• _Objective_
Return all lines from the listing below in which the string "More" occurs.

──────

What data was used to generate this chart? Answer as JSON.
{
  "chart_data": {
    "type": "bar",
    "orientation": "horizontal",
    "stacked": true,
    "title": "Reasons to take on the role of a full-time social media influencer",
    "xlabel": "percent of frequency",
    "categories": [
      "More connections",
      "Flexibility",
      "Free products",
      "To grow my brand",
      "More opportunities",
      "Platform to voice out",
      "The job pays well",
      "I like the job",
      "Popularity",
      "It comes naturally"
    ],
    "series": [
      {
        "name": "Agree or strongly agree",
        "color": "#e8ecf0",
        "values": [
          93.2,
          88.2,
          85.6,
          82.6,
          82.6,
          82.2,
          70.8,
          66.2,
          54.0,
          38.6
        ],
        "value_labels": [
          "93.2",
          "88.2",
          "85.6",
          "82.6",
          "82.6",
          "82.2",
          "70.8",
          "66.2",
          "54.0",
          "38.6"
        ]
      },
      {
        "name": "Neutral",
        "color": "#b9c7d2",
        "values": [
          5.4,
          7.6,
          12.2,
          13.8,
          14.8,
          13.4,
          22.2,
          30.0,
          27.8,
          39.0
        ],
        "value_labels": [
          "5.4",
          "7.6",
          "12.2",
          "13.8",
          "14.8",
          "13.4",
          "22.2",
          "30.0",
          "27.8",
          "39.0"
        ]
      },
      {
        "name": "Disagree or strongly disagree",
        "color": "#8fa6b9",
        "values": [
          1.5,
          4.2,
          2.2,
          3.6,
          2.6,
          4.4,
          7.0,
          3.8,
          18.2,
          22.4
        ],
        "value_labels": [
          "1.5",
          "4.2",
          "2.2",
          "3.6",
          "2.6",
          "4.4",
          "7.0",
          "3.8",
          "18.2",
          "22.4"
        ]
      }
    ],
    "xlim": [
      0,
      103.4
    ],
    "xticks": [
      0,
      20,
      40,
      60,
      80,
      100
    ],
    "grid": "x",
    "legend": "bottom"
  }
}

──────

• _Correct answer_
      "More connections",
      "More opportunities",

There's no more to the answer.